## DIRECTIVE
You are to retype all of the data exactly as it appears.

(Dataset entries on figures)
* Begin *

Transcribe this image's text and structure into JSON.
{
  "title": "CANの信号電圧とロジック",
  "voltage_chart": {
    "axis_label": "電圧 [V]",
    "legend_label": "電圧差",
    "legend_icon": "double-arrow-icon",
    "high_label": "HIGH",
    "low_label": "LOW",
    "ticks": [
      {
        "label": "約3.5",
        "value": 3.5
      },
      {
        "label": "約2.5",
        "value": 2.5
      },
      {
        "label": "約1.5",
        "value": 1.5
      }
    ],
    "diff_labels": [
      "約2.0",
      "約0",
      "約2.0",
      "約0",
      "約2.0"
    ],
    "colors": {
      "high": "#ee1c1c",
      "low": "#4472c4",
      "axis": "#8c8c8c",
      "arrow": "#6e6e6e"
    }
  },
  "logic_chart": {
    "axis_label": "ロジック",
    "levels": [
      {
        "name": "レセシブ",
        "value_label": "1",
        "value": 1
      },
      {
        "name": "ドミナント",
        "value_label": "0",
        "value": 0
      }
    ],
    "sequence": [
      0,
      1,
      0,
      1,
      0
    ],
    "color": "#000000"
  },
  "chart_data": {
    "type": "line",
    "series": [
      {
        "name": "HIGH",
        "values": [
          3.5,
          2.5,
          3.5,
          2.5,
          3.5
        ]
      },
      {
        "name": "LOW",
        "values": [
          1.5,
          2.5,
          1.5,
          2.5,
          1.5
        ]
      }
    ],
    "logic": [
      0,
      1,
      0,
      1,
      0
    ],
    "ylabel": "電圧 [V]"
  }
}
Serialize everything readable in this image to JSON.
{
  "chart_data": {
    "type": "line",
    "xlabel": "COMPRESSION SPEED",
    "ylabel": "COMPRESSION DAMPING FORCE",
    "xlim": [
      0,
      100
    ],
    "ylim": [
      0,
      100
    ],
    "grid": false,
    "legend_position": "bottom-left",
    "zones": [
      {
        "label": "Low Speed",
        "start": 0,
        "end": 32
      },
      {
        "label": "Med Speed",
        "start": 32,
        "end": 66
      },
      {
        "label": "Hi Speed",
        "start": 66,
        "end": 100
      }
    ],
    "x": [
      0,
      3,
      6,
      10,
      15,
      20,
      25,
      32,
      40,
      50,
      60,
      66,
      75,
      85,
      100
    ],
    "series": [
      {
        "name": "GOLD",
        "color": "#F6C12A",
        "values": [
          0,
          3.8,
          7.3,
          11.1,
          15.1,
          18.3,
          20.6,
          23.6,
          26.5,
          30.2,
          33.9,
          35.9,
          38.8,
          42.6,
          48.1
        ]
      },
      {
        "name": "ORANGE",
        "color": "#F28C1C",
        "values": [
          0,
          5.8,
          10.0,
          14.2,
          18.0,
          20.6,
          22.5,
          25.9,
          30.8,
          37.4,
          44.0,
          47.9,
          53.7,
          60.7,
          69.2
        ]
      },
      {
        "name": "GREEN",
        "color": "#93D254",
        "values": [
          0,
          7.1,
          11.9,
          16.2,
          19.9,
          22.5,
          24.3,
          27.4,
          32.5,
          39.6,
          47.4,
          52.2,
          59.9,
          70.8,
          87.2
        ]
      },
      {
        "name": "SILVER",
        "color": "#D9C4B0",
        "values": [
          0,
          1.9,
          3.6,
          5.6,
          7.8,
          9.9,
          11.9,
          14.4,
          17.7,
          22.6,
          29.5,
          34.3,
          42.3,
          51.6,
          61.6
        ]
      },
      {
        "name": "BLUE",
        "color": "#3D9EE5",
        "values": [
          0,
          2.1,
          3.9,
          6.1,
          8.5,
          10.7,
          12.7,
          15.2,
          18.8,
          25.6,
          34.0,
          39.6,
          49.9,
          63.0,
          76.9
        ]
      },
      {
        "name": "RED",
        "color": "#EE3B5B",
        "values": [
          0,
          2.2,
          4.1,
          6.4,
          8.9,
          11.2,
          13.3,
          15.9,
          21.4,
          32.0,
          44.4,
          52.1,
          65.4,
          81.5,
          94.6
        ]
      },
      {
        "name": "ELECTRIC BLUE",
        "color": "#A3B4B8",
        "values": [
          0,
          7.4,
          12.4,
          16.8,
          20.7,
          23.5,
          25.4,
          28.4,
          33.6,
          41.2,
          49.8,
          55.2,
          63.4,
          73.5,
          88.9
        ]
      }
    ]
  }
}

* End *

## FINISHED EXERCISE
Transcribe this image's text and structure into JSON.
{
  "title": "CANの信号電圧とロジック",
  "voltage_chart": {
    "axis_label": "電圧 [V]",
    "legend_label": "電圧差",
    "legend_icon": "double-arrow-icon",
    "high_label": "HIGH",
    "low_label": "LOW",
    "ticks": [
      {
        "label": "約3.5",
        "value": 3.5
      },
      {
        "label": "約2.5",
        "value": 2.5
      },
      {
        "label": "約1.5",
        "value": 1.5
      }
    ],
    "diff_labels": [
      "約2.0",
      "約0",
      "約2.0",
      "約0",
      "約2.0"
    ],
    "colors": {
      "high": "#ee1c1c",
      "low": "#4472c4",
      "axis": "#8c8c8c",
      "arrow": "#6e6e6e"
    }
  },
  "logic_chart": {
    "axis_label": "ロジック",
    "levels": [
      {
        "name": "レセシブ",
        "value_label": "1",
        "value": 1
      },
      {
        "name": "ドミナント",
        "value_label": "0",
        "value": 0
      }
    ],
    "sequence": [
      0,
      1,
      0,
      1,
      0
    ],
    "color": "#000000"
  },
  "chart_data": {
    "type": "line",
    "series": [
      {
        "name": "HIGH",
        "values": [
          3.5,
          2.5,
          3.5,
          2.5,
          3.5
        ]
      },
      {
        "name": "LOW",
        "values": [
          1.5,
          2.5,
          1.5,
          2.5,
          1.5
        ]
      }
    ],
    "logic": [
      0,
      1,
      0,
      1,
      0
    ],
    "ylabel": "電圧 [V]"
  }
}
Serialize everything readable in this image to JSON.
{
  "chart_data": {
    "type": "line",
    "xlabel": "COMPRESSION SPEED",
    "ylabel": "COMPRESSION DAMPING FORCE",
    "xlim": [
      0,
      100
    ],
    "ylim": [
      0,
      100
    ],
    "grid": false,
    "legend_position": "bottom-left",
    "zones": [
      {
        "label": "Low Speed",
        "start": 0,
        "end": 32
      },
      {
        "label": "Med Speed",
        "start": 32,
        "end": 66
      },
      {
        "label": "Hi Speed",
        "start": 66,
        "end": 100
      }
    ],
    "x": [
      0,
      3,
      6,
      10,
      15,
      20,
      25,
      32,
      40,
      50,
      60,
      66,
      75,
      85,
      100
    ],
    "series": [
      {
        "name": "GOLD",
        "color": "#F6C12A",
        "values": [
          0,
          3.8,
          7.3,
          11.1,
          15.1,
          18.3,
          20.6,
          23.6,
          26.5,
          30.2,
          33.9,
          35.9,
          38.8,
          42.6,
          48.1
        ]
      },
      {
        "name": "ORANGE",
        "color": "#F28C1C",
        "values": [
          0,
          5.8,
          10.0,
          14.2,
          18.0,
          20.6,
          22.5,
          25.9,
          30.8,
          37.4,
          44.0,
          47.9,
          53.7,
          60.7,
          69.2
        ]
      },
      {
        "name": "GREEN",
        "color": "#93D254",
        "values": [
          0,
          7.1,
          11.9,
          16.2,
          19.9,
          22.5,
          24.3,
          27.4,
          32.5,
          39.6,
          47.4,
          52.2,
          59.9,
          70.8,
          87.2
        ]
      },
      {
        "name": "SILVER",
        "color": "#D9C4B0",
        "values": [
          0,
          1.9,
          3.6,
          5.6,
          7.8,
          9.9,
          11.9,
          14.4,
          17.7,
          22.6,
          29.5,
          34.3,
          42.3,
          51.6,
          61.6
        ]
      },
      {
        "name": "BLUE",
        "color": "#3D9EE5",
        "values": [
          0,
          2.1,
          3.9,
          6.1,
          8.5,
          10.7,
          12.7,
          15.2,
          18.8,
          25.6,
          34.0,
          39.6,
          49.9,
          63.0,
          76.9
        ]
      },
      {
        "name": "RED",
        "color": "#EE3B5B",
        "values": [
          0,
          2.2,
          4.1,
          6.4,
          8.9,
          11.2,
          13.3,
          15.9,
          21.4,
          32.0,
          44.4,
          52.1,
          65.4,
          81.5,
          94.6
        ]
      },
      {
        "name": "ELECTRIC BLUE",
        "color": "#A3B4B8",
        "values": [
          0,
          7.4,
          12.4,
          16.8,
          20.7,
          23.5,
          25.4,
          28.4,
          33.6,
          41.2,
          49.8,
          55.2,
          63.4,
          73.5,
          88.9
        ]
      }
    ]
  }
}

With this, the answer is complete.